__Directive__
Please rewrite the entries below with every "Frequency" replaced by "Count", leaving everything else as it is.
● ● ● ● ● ● ●
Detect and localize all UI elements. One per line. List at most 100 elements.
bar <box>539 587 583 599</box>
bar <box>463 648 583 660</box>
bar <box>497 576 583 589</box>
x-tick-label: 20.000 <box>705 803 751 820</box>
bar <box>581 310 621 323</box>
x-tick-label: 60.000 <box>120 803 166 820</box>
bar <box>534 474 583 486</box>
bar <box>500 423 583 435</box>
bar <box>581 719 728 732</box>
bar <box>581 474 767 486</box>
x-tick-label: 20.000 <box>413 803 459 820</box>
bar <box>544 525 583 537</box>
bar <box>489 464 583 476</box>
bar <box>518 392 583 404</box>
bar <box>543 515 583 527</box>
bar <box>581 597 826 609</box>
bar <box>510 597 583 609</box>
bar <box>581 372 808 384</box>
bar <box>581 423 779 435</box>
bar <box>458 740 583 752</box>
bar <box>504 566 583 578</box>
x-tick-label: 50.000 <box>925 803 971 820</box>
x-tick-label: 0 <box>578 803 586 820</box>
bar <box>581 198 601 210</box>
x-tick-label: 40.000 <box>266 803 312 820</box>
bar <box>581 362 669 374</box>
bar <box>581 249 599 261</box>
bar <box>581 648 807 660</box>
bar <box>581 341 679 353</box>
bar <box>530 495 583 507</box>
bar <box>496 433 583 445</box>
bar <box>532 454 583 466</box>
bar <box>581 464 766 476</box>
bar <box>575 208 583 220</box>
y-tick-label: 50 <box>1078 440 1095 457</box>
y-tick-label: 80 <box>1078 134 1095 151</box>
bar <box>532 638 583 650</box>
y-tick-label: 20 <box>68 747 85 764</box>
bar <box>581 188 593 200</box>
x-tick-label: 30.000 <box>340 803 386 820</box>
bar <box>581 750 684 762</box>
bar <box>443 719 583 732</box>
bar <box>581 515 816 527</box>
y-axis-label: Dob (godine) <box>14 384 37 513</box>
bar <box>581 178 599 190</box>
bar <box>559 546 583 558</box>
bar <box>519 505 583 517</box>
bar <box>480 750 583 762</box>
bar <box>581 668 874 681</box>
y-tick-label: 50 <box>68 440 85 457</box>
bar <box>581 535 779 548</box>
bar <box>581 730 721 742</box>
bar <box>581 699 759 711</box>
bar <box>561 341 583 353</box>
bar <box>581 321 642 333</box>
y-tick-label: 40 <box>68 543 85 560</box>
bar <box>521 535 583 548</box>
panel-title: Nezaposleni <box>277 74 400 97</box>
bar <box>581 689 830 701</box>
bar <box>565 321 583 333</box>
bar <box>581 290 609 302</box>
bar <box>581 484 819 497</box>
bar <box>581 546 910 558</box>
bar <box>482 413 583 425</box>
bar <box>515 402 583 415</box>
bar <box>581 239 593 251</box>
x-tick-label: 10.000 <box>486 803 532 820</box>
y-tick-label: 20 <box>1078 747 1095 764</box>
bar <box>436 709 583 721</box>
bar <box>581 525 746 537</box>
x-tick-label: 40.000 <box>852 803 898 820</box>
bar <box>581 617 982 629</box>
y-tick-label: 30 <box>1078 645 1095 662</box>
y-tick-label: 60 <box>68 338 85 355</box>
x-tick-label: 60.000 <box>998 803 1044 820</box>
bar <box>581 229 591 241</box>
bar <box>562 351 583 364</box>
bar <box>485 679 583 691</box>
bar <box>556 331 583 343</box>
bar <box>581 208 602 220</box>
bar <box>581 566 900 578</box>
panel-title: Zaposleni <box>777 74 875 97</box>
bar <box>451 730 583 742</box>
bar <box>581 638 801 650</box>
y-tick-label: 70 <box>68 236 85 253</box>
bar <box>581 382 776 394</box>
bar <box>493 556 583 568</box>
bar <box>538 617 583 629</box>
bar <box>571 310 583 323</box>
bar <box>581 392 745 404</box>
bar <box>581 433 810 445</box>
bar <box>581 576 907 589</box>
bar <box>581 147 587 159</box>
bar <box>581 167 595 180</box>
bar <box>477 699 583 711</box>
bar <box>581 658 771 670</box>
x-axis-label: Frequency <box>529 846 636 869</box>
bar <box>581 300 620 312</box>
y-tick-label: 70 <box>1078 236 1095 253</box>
● ● ● ● ● ● ●
__Solved exercise__
Detect and localize all UI elements. One per line. List at most 100 elements.
bar <box>539 587 583 599</box>
bar <box>463 648 583 660</box>
bar <box>497 576 583 589</box>
x-tick-label: 20.000 <box>705 803 751 820</box>
bar <box>581 310 621 323</box>
x-tick-label: 60.000 <box>120 803 166 820</box>
bar <box>534 474 583 486</box>
bar <box>500 423 583 435</box>
bar <box>581 719 728 732</box>
bar <box>581 474 767 486</box>
x-tick-label: 20.000 <box>413 803 459 820</box>
bar <box>544 525 583 537</box>
bar <box>489 464 583 476</box>
bar <box>518 392 583 404</box>
bar <box>543 515 583 527</box>
bar <box>581 597 826 609</box>
bar <box>510 597 583 609</box>
bar <box>581 372 808 384</box>
bar <box>581 423 779 435</box>
bar <box>458 740 583 752</box>
bar <box>504 566 583 578</box>
x-tick-label: 50.000 <box>925 803 971 820</box>
x-tick-label: 0 <box>578 803 586 820</box>
bar <box>581 198 601 210</box>
x-tick-label: 40.000 <box>266 803 312 820</box>
bar <box>581 362 669 374</box>
bar <box>581 249 599 261</box>
bar <box>581 648 807 660</box>
bar <box>581 341 679 353</box>
bar <box>530 495 583 507</box>
bar <box>496 433 583 445</box>
bar <box>532 454 583 466</box>
bar <box>581 464 766 476</box>
bar <box>575 208 583 220</box>
y-tick-label: 50 <box>1078 440 1095 457</box>
y-tick-label: 80 <box>1078 134 1095 151</box>
bar <box>532 638 583 650</box>
y-tick-label: 20 <box>68 747 85 764</box>
bar <box>581 188 593 200</box>
x-tick-label: 30.000 <box>340 803 386 820</box>
bar <box>581 750 684 762</box>
bar <box>443 719 583 732</box>
bar <box>581 515 816 527</box>
y-axis-label: Dob (godine) <box>14 384 37 513</box>
bar <box>581 178 599 190</box>
bar <box>559 546 583 558</box>
bar <box>519 505 583 517</box>
bar <box>480 750 583 762</box>
bar <box>581 668 874 681</box>
y-tick-label: 50 <box>68 440 85 457</box>
bar <box>581 535 779 548</box>
bar <box>581 730 721 742</box>
bar <box>581 699 759 711</box>
bar <box>561 341 583 353</box>
bar <box>581 321 642 333</box>
y-tick-label: 40 <box>68 543 85 560</box>
bar <box>521 535 583 548</box>
panel-title: Nezaposleni <box>277 74 400 97</box>
bar <box>581 689 830 701</box>
bar <box>565 321 583 333</box>
bar <box>581 290 609 302</box>
bar <box>581 484 819 497</box>
bar <box>581 546 910 558</box>
bar <box>482 413 583 425</box>
bar <box>515 402 583 415</box>
bar <box>581 239 593 251</box>
x-tick-label: 10.000 <box>486 803 532 820</box>
y-tick-label: 20 <box>1078 747 1095 764</box>
bar <box>436 709 583 721</box>
bar <box>581 525 746 537</box>
x-tick-label: 40.000 <box>852 803 898 820</box>
bar <box>581 617 982 629</box>
y-tick-label: 30 <box>1078 645 1095 662</box>
y-tick-label: 60 <box>68 338 85 355</box>
x-tick-label: 60.000 <box>998 803 1044 820</box>
bar <box>581 229 591 241</box>
bar <box>562 351 583 364</box>
bar <box>485 679 583 691</box>
bar <box>556 331 583 343</box>
bar <box>581 208 602 220</box>
bar <box>581 566 900 578</box>
panel-title: Zaposleni <box>777 74 875 97</box>
bar <box>451 730 583 742</box>
bar <box>581 638 801 650</box>
y-tick-label: 70 <box>68 236 85 253</box>
bar <box>581 382 776 394</box>
bar <box>493 556 583 568</box>
bar <box>538 617 583 629</box>
bar <box>571 310 583 323</box>
bar <box>581 392 745 404</box>
bar <box>581 433 810 445</box>
bar <box>581 576 907 589</box>
bar <box>581 147 587 159</box>
bar <box>581 167 595 180</box>
bar <box>477 699 583 711</box>
bar <box>581 658 771 670</box>
x-axis-label: Count <box>529 846 636 869</box>
bar <box>581 300 620 312</box>
y-tick-label: 70 <box>1078 236 1095 253</box>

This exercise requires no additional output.